_Work to complete_.
Quote the records that follow in full, leaving the pictures out.

_Records from a collection of figures_.

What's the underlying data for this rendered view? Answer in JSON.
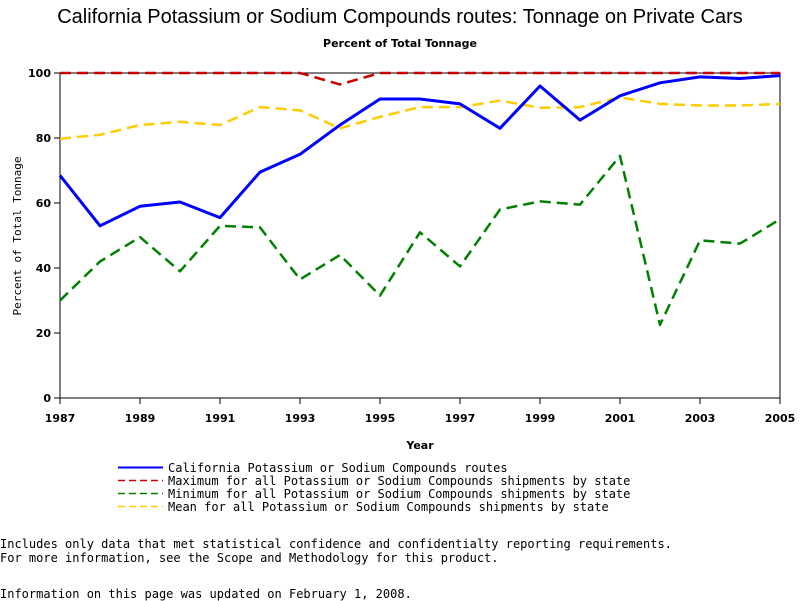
{
  "chart_data": {
    "type": "line",
    "title": "California Potassium or Sodium Compounds routes: Tonnage on Private Cars",
    "subtitle": "Percent of Total Tonnage",
    "xlabel": "Year",
    "ylabel": "Percent of Total Tonnage",
    "xlim": [
      1987,
      2005
    ],
    "ylim": [
      0,
      100
    ],
    "x_ticks": [
      1987,
      1989,
      1991,
      1993,
      1995,
      1997,
      1999,
      2001,
      2003,
      2005
    ],
    "y_ticks": [
      0,
      20,
      40,
      60,
      80,
      100
    ],
    "x": [
      1987,
      1988,
      1989,
      1990,
      1991,
      1992,
      1993,
      1994,
      1995,
      1996,
      1997,
      1998,
      1999,
      2000,
      2001,
      2002,
      2003,
      2004,
      2005
    ],
    "grid": false,
    "legend_position": "bottom",
    "series": [
      {
        "name": "California Potassium or Sodium Compounds routes",
        "color": "#0000ff",
        "style": "solid",
        "values": [
          68.5,
          53,
          59,
          60.3,
          55.5,
          69.5,
          75,
          84,
          92,
          92,
          90.5,
          83,
          96,
          85.5,
          93,
          97,
          98.8,
          98.3,
          99.2
        ]
      },
      {
        "name": "Maximum for all Potassium or Sodium Compounds shipments by state",
        "color": "#cc0000",
        "style": "dashed",
        "values": [
          100,
          100,
          100,
          100,
          100,
          100,
          100,
          96.5,
          100,
          100,
          100,
          100,
          100,
          100,
          100,
          100,
          100,
          100,
          100
        ]
      },
      {
        "name": "Minimum for all Potassium or Sodium Compounds shipments by state",
        "color": "#008000",
        "style": "dashed",
        "values": [
          30,
          42,
          49.5,
          39,
          53,
          52.5,
          36.5,
          44,
          31.5,
          51,
          40.5,
          58,
          60.5,
          59.5,
          74.5,
          22.5,
          48.5,
          47.5,
          55
        ]
      },
      {
        "name": "Mean for all Potassium or Sodium Compounds shipments by state",
        "color": "#ffcc00",
        "style": "dashed",
        "values": [
          79.8,
          81,
          84,
          85,
          84,
          89.5,
          88.5,
          83,
          86.5,
          89.5,
          89.5,
          91.5,
          89.3,
          89.5,
          92.5,
          90.5,
          90,
          90,
          90.5
        ]
      }
    ]
  },
  "notes": [
    "Includes only data that met statistical confidence and confidentialty reporting requirements.",
    "For more information, see the Scope and Methodology for this product."
  ],
  "updated": "Information on this page was updated on February 1, 2008."
}
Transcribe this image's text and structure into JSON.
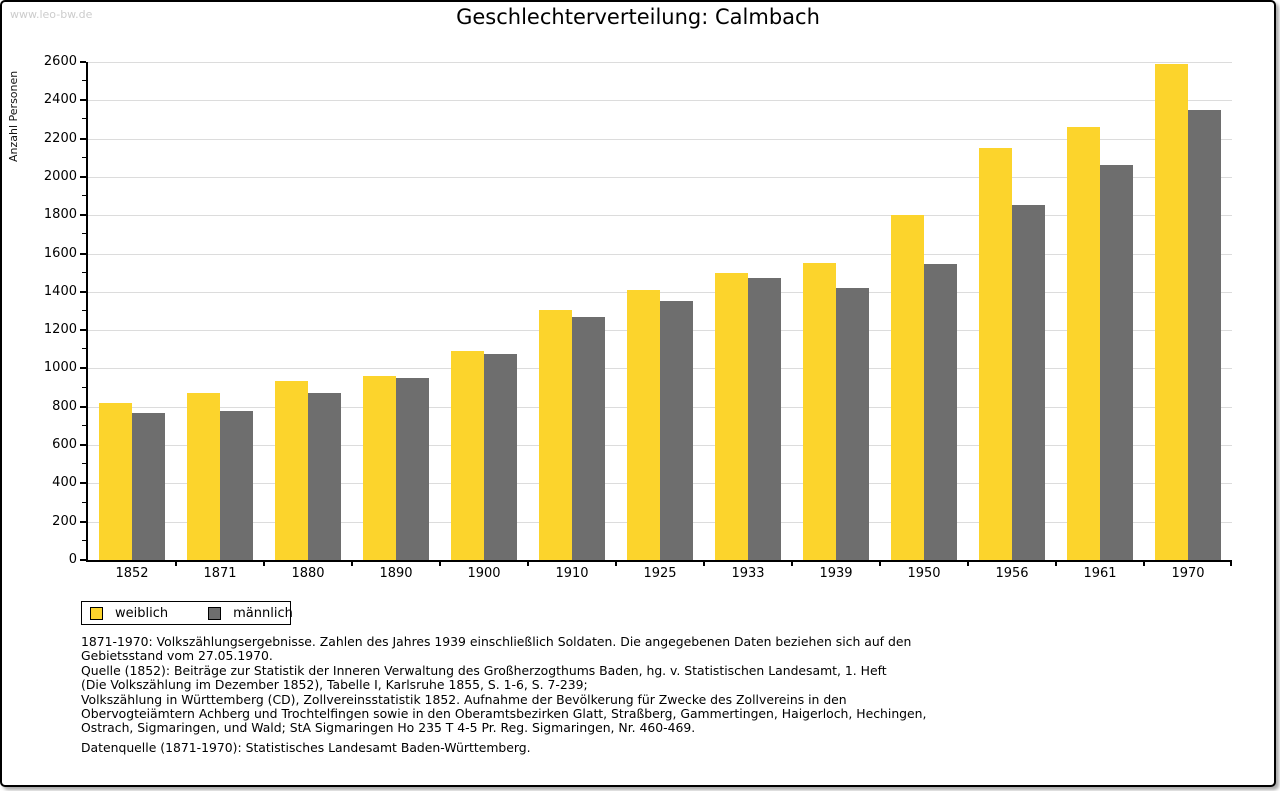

_The response_.
What's the underlying data for this rendered view? Answer in JSON.
{
  "chart_data": {
    "type": "line",
    "title": "California Potassium or Sodium Compounds routes: Tonnage on Private Cars",
    "subtitle": "Percent of Total Tonnage",
    "xlabel": "Year",
    "ylabel": "Percent of Total Tonnage",
    "xlim": [
      1987,
      2005
    ],
    "ylim": [
      0,
      100
    ],
    "x_ticks": [
      1987,
      1989,
      1991,
      1993,
      1995,
      1997,
      1999,
      2001,
      2003,
      2005
    ],
    "y_ticks": [
      0,
      20,
      40,
      60,
      80,
      100
    ],
    "x": [
      1987,
      1988,
      1989,
      1990,
      1991,
      1992,
      1993,
      1994,
      1995,
      1996,
      1997,
      1998,
      1999,
      2000,
      2001,
      2002,
      2003,
      2004,
      2005
    ],
    "grid": false,
    "legend_position": "bottom",
    "series": [
      {
        "name": "California Potassium or Sodium Compounds routes",
        "color": "#0000ff",
        "style": "solid",
        "values": [
          68.5,
          53,
          59,
          60.3,
          55.5,
          69.5,
          75,
          84,
          92,
          92,
          90.5,
          83,
          96,
          85.5,
          93,
          97,
          98.8,
          98.3,
          99.2
        ]
      },
      {
        "name": "Maximum for all Potassium or Sodium Compounds shipments by state",
        "color": "#cc0000",
        "style": "dashed",
        "values": [
          100,
          100,
          100,
          100,
          100,
          100,
          100,
          96.5,
          100,
          100,
          100,
          100,
          100,
          100,
          100,
          100,
          100,
          100,
          100
        ]
      },
      {
        "name": "Minimum for all Potassium or Sodium Compounds shipments by state",
        "color": "#008000",
        "style": "dashed",
        "values": [
          30,
          42,
          49.5,
          39,
          53,
          52.5,
          36.5,
          44,
          31.5,
          51,
          40.5,
          58,
          60.5,
          59.5,
          74.5,
          22.5,
          48.5,
          47.5,
          55
        ]
      },
      {
        "name": "Mean for all Potassium or Sodium Compounds shipments by state",
        "color": "#ffcc00",
        "style": "dashed",
        "values": [
          79.8,
          81,
          84,
          85,
          84,
          89.5,
          88.5,
          83,
          86.5,
          89.5,
          89.5,
          91.5,
          89.3,
          89.5,
          92.5,
          90.5,
          90,
          90,
          90.5
        ]
      }
    ]
  },
  "notes": [
    "Includes only data that met statistical confidence and confidentialty reporting requirements.",
    "For more information, see the Scope and Methodology for this product."
  ],
  "updated": "Information on this page was updated on February 1, 2008."
}
Transcribe this image's text and structure into JSON.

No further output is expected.